| SET PROBLEM |
Locate each line below that includes "ylabel" and reproduce it.

EXERCISE MATERIALS start

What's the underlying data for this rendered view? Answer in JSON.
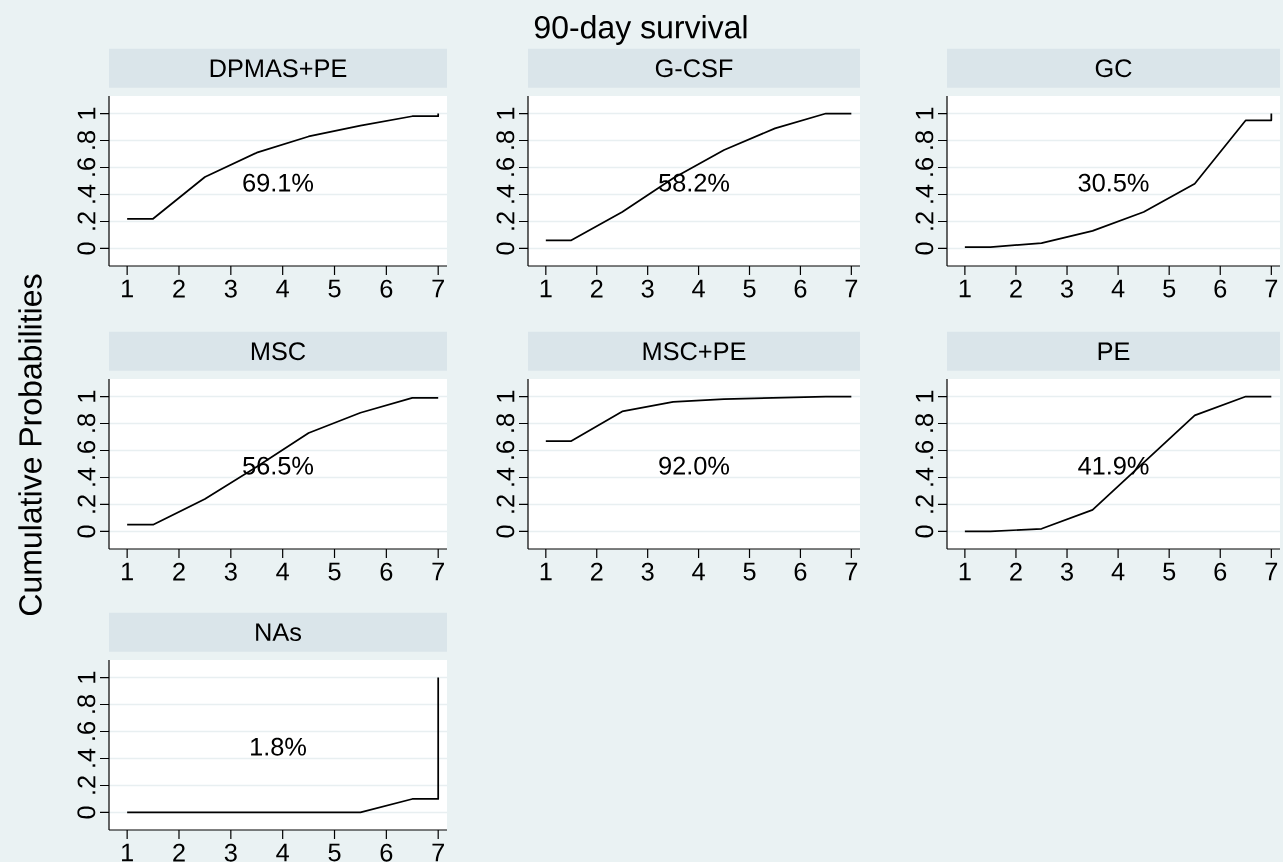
{
  "chart_data": [
    {
      "type": "other",
      "title": "90-day survival",
      "ylabel": "Cumulative Probabilities"
    },
    {
      "type": "line",
      "title": "DPMAS+PE",
      "x": [
        1,
        1.5,
        2.5,
        3.5,
        4.5,
        5.5,
        6.5,
        7,
        7
      ],
      "values": [
        0.22,
        0.22,
        0.53,
        0.71,
        0.83,
        0.91,
        0.98,
        0.98,
        1
      ],
      "color": "#000000",
      "line_style": "solid",
      "grid": "y",
      "xlim": [
        0.65,
        7.17
      ],
      "ylim": [
        -0.13,
        1.13
      ],
      "xticks": [
        1,
        2,
        3,
        4,
        5,
        6,
        7
      ],
      "yticks": [
        0,
        {
          "value": 0.2,
          "label": ".2"
        },
        {
          "value": 0.4,
          "label": ".4"
        },
        {
          "value": 0.6,
          "label": ".6"
        },
        {
          "value": 0.8,
          "label": ".8"
        },
        1
      ],
      "annotations": [
        "69.1%"
      ]
    },
    {
      "type": "line",
      "title": "G-CSF",
      "x": [
        1,
        1.5,
        2.5,
        3.5,
        4.5,
        5.5,
        6.5,
        7
      ],
      "values": [
        0.06,
        0.06,
        0.27,
        0.52,
        0.73,
        0.89,
        1,
        1
      ],
      "color": "#000000",
      "line_style": "solid",
      "grid": "y",
      "xlim": [
        0.65,
        7.17
      ],
      "ylim": [
        -0.13,
        1.13
      ],
      "xticks": [
        1,
        2,
        3,
        4,
        5,
        6,
        7
      ],
      "yticks": [
        0,
        {
          "value": 0.2,
          "label": ".2"
        },
        {
          "value": 0.4,
          "label": ".4"
        },
        {
          "value": 0.6,
          "label": ".6"
        },
        {
          "value": 0.8,
          "label": ".8"
        },
        1
      ],
      "annotations": [
        "58.2%"
      ]
    },
    {
      "type": "line",
      "title": "GC",
      "x": [
        1,
        1.5,
        2.5,
        3.5,
        4.5,
        5.5,
        6.5,
        7,
        7
      ],
      "values": [
        0.01,
        0.01,
        0.04,
        0.13,
        0.27,
        0.48,
        0.95,
        0.95,
        1
      ],
      "color": "#000000",
      "line_style": "solid",
      "grid": "y",
      "xlim": [
        0.65,
        7.17
      ],
      "ylim": [
        -0.13,
        1.13
      ],
      "xticks": [
        1,
        2,
        3,
        4,
        5,
        6,
        7
      ],
      "yticks": [
        0,
        {
          "value": 0.2,
          "label": ".2"
        },
        {
          "value": 0.4,
          "label": ".4"
        },
        {
          "value": 0.6,
          "label": ".6"
        },
        {
          "value": 0.8,
          "label": ".8"
        },
        1
      ],
      "annotations": [
        "30.5%"
      ]
    },
    {
      "type": "line",
      "title": "MSC",
      "x": [
        1,
        1.5,
        2.5,
        3.5,
        4.5,
        5.5,
        6.5,
        7
      ],
      "values": [
        0.05,
        0.05,
        0.24,
        0.48,
        0.73,
        0.88,
        0.99,
        0.99
      ],
      "color": "#000000",
      "line_style": "solid",
      "grid": "y",
      "xlim": [
        0.65,
        7.17
      ],
      "ylim": [
        -0.13,
        1.13
      ],
      "xticks": [
        1,
        2,
        3,
        4,
        5,
        6,
        7
      ],
      "yticks": [
        0,
        {
          "value": 0.2,
          "label": ".2"
        },
        {
          "value": 0.4,
          "label": ".4"
        },
        {
          "value": 0.6,
          "label": ".6"
        },
        {
          "value": 0.8,
          "label": ".8"
        },
        1
      ],
      "annotations": [
        "56.5%"
      ]
    },
    {
      "type": "line",
      "title": "MSC+PE",
      "x": [
        1,
        1.5,
        2.5,
        3.5,
        4.5,
        5.5,
        6.5,
        7
      ],
      "values": [
        0.67,
        0.67,
        0.89,
        0.96,
        0.98,
        0.99,
        1,
        1
      ],
      "color": "#000000",
      "line_style": "solid",
      "grid": "y",
      "xlim": [
        0.65,
        7.17
      ],
      "ylim": [
        -0.13,
        1.13
      ],
      "xticks": [
        1,
        2,
        3,
        4,
        5,
        6,
        7
      ],
      "yticks": [
        0,
        {
          "value": 0.2,
          "label": ".2"
        },
        {
          "value": 0.4,
          "label": ".4"
        },
        {
          "value": 0.6,
          "label": ".6"
        },
        {
          "value": 0.8,
          "label": ".8"
        },
        1
      ],
      "annotations": [
        "92.0%"
      ]
    },
    {
      "type": "line",
      "title": "PE",
      "x": [
        1,
        1.5,
        2.5,
        3.5,
        4.5,
        5.5,
        6.5,
        7
      ],
      "values": [
        0,
        0,
        0.02,
        0.16,
        0.51,
        0.86,
        1,
        1
      ],
      "color": "#000000",
      "line_style": "solid",
      "grid": "y",
      "xlim": [
        0.65,
        7.17
      ],
      "ylim": [
        -0.13,
        1.13
      ],
      "xticks": [
        1,
        2,
        3,
        4,
        5,
        6,
        7
      ],
      "yticks": [
        0,
        {
          "value": 0.2,
          "label": ".2"
        },
        {
          "value": 0.4,
          "label": ".4"
        },
        {
          "value": 0.6,
          "label": ".6"
        },
        {
          "value": 0.8,
          "label": ".8"
        },
        1
      ],
      "annotations": [
        "41.9%"
      ]
    },
    {
      "type": "line",
      "title": "NAs",
      "x": [
        1,
        1.5,
        2.5,
        3.5,
        4.5,
        5.5,
        6.5,
        7,
        7
      ],
      "values": [
        0,
        0,
        0,
        0,
        0,
        0,
        0.1,
        0.1,
        1
      ],
      "color": "#000000",
      "line_style": "solid",
      "grid": "y",
      "xlim": [
        0.65,
        7.17
      ],
      "ylim": [
        -0.13,
        1.13
      ],
      "xticks": [
        1,
        2,
        3,
        4,
        5,
        6,
        7
      ],
      "yticks": [
        0,
        {
          "value": 0.2,
          "label": ".2"
        },
        {
          "value": 0.4,
          "label": ".4"
        },
        {
          "value": 0.6,
          "label": ".6"
        },
        {
          "value": 0.8,
          "label": ".8"
        },
        1
      ],
      "annotations": [
        "1.8%"
      ]
    }
  ]
}
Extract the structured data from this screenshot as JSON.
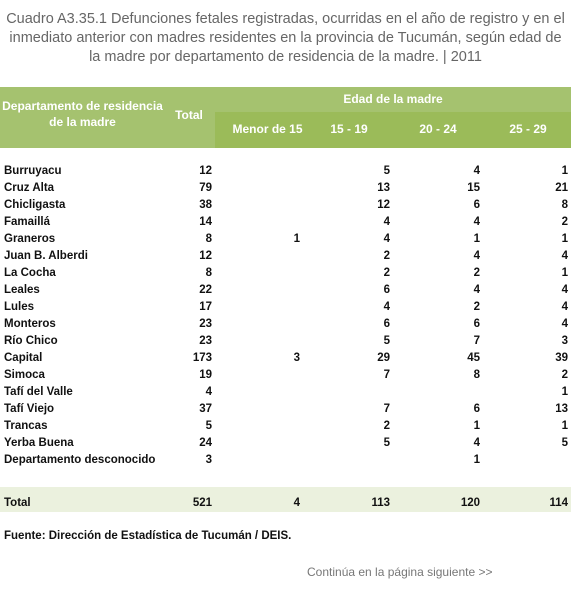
{
  "title": "Cuadro A3.35.1 Defunciones fetales registradas, ocurridas en el año de registro y en el inmediato anterior con madres residentes en la provincia de Tucumán, según edad de la madre por departamento de residencia de la madre. | 2011",
  "table": {
    "header": {
      "departamento": "Departamento de residencia de la madre",
      "total": "Total",
      "group": "Edad de la madre",
      "ages": [
        "Menor de 15",
        "15 - 19",
        "20 - 24",
        "25 - 29"
      ]
    },
    "rows": [
      [
        "Burruyacu",
        12,
        null,
        5,
        4,
        1
      ],
      [
        "Cruz Alta",
        79,
        null,
        13,
        15,
        21
      ],
      [
        "Chicligasta",
        38,
        null,
        12,
        6,
        8
      ],
      [
        "Famaillá",
        14,
        null,
        4,
        4,
        2
      ],
      [
        "Graneros",
        8,
        1,
        4,
        1,
        1
      ],
      [
        "Juan B. Alberdi",
        12,
        null,
        2,
        4,
        4
      ],
      [
        "La Cocha",
        8,
        null,
        2,
        2,
        1
      ],
      [
        "Leales",
        22,
        null,
        6,
        4,
        4
      ],
      [
        "Lules",
        17,
        null,
        4,
        2,
        4
      ],
      [
        "Monteros",
        23,
        null,
        6,
        6,
        4
      ],
      [
        "Río Chico",
        23,
        null,
        5,
        7,
        3
      ],
      [
        "Capital",
        173,
        3,
        29,
        45,
        39
      ],
      [
        "Simoca",
        19,
        null,
        7,
        8,
        2
      ],
      [
        "Tafí del Valle",
        4,
        null,
        null,
        null,
        1
      ],
      [
        "Tafí Viejo",
        37,
        null,
        7,
        6,
        13
      ],
      [
        "Trancas",
        5,
        null,
        2,
        1,
        1
      ],
      [
        "Yerba Buena",
        24,
        null,
        5,
        4,
        5
      ],
      [
        "Departamento desconocido",
        3,
        null,
        null,
        1,
        null
      ]
    ],
    "total": [
      "Total",
      521,
      4,
      113,
      120,
      114
    ]
  },
  "source": "Fuente: Dirección de Estadística de Tucumán / DEIS.",
  "continuation": "Continúa en la página siguiente >>"
}
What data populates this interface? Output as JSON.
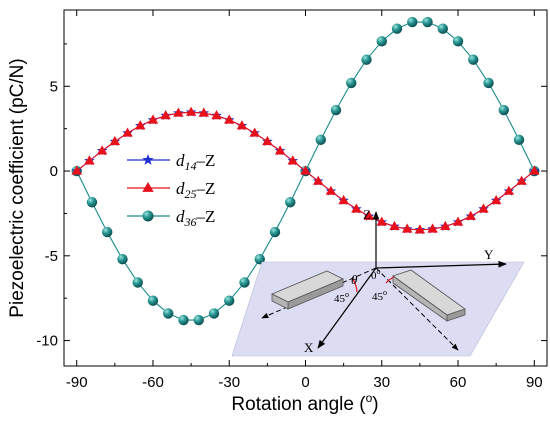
{
  "chart_data": {
    "type": "line",
    "xlabel_main": "Rotation angle (",
    "xlabel_unit": "o",
    "xlabel_close": ")",
    "ylabel": "Piezoelectric coefficient (pC/N)",
    "xlim": [
      -95,
      95
    ],
    "ylim": [
      -11.5,
      9.5
    ],
    "x_ticks": [
      -90,
      -60,
      -30,
      0,
      30,
      60,
      90
    ],
    "x_tick_labels": [
      "-90",
      "-60",
      "-30",
      "0",
      "30",
      "60",
      "90"
    ],
    "y_ticks": [
      -10,
      -5,
      0,
      5
    ],
    "y_tick_labels": [
      "-10",
      "-5",
      "0",
      "5"
    ],
    "grid": false,
    "legend_position": "left-center",
    "series": [
      {
        "name_sym": "d",
        "name_sub": "14",
        "name_suffix": "–Z",
        "marker": "star",
        "color": "#1f2fd0",
        "x": [
          -90,
          -85,
          -80,
          -75,
          -70,
          -65,
          -60,
          -55,
          -50,
          -45,
          -40,
          -35,
          -30,
          -25,
          -20,
          -15,
          -10,
          -5,
          0,
          5,
          10,
          15,
          20,
          25,
          30,
          35,
          40,
          45,
          50,
          55,
          60,
          65,
          70,
          75,
          80,
          85,
          90
        ],
        "y": [
          0,
          0.6,
          1.19,
          1.74,
          2.24,
          2.67,
          3.01,
          3.27,
          3.42,
          3.47,
          3.42,
          3.27,
          3.01,
          2.67,
          2.24,
          1.74,
          1.19,
          0.6,
          0,
          -0.6,
          -1.19,
          -1.74,
          -2.24,
          -2.67,
          -3.01,
          -3.27,
          -3.42,
          -3.47,
          -3.42,
          -3.27,
          -3.01,
          -2.67,
          -2.24,
          -1.74,
          -1.19,
          -0.6,
          0
        ]
      },
      {
        "name_sym": "d",
        "name_sub": "25",
        "name_suffix": "–Z",
        "marker": "triangle",
        "color": "#e8101a",
        "x": [
          -90,
          -85,
          -80,
          -75,
          -70,
          -65,
          -60,
          -55,
          -50,
          -45,
          -40,
          -35,
          -30,
          -25,
          -20,
          -15,
          -10,
          -5,
          0,
          5,
          10,
          15,
          20,
          25,
          30,
          35,
          40,
          45,
          50,
          55,
          60,
          65,
          70,
          75,
          80,
          85,
          90
        ],
        "y": [
          0,
          0.6,
          1.19,
          1.74,
          2.24,
          2.67,
          3.01,
          3.27,
          3.42,
          3.47,
          3.42,
          3.27,
          3.01,
          2.67,
          2.24,
          1.74,
          1.19,
          0.6,
          0,
          -0.6,
          -1.19,
          -1.74,
          -2.24,
          -2.67,
          -3.01,
          -3.27,
          -3.42,
          -3.47,
          -3.42,
          -3.27,
          -3.01,
          -2.67,
          -2.24,
          -1.74,
          -1.19,
          -0.6,
          0
        ]
      },
      {
        "name_sym": "d",
        "name_sub": "36",
        "name_suffix": "–Z",
        "marker": "sphere",
        "color": "#1a8a8a",
        "x": [
          -90,
          -84,
          -78,
          -72,
          -66,
          -60,
          -54,
          -48,
          -42,
          -36,
          -30,
          -24,
          -18,
          -12,
          -6,
          0,
          6,
          12,
          18,
          24,
          30,
          36,
          42,
          48,
          54,
          60,
          66,
          72,
          78,
          84,
          90
        ],
        "y": [
          0,
          -1.84,
          -3.6,
          -5.2,
          -6.57,
          -7.65,
          -8.4,
          -8.79,
          -8.79,
          -8.4,
          -7.65,
          -6.57,
          -5.2,
          -3.6,
          -1.84,
          0,
          1.84,
          3.6,
          5.2,
          6.57,
          7.65,
          8.4,
          8.79,
          8.79,
          8.4,
          7.65,
          6.57,
          5.2,
          3.6,
          1.84,
          0
        ]
      }
    ],
    "inset": {
      "axis_z": "Z",
      "axis_y": "Y",
      "axis_x": "X",
      "theta": "θ",
      "zero": "0",
      "zero_sup": "o",
      "angle_a": "45",
      "angle_b": "45",
      "angle_sup": "o"
    }
  }
}
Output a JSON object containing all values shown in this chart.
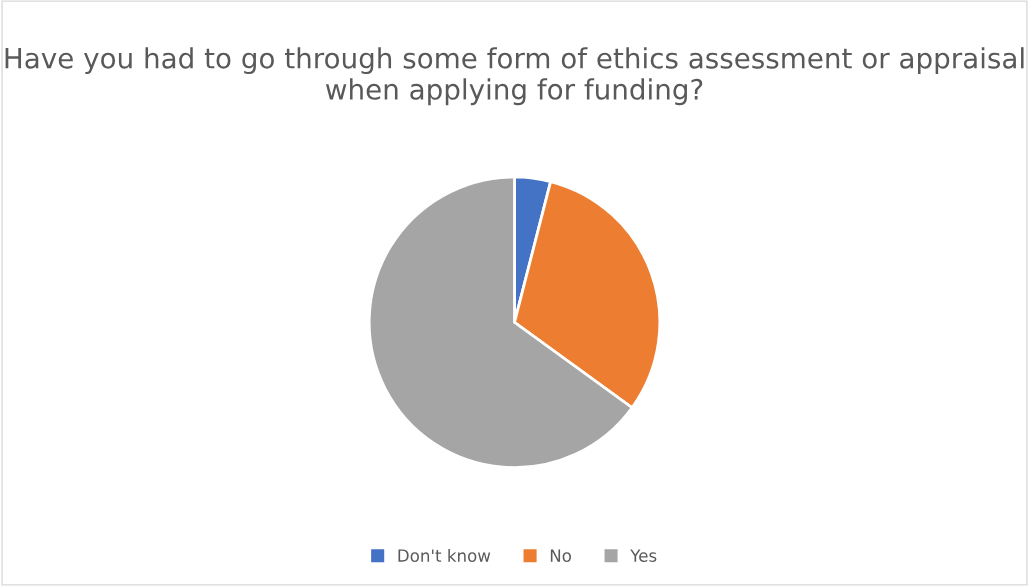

EXERCISE MATERIALS end

| RESPONSE FOR THIS EXERCISE |
      "ylabel": "Cumulative Probabilities"
    "ylabel": "Piezoelectric coefficient (pC/N)",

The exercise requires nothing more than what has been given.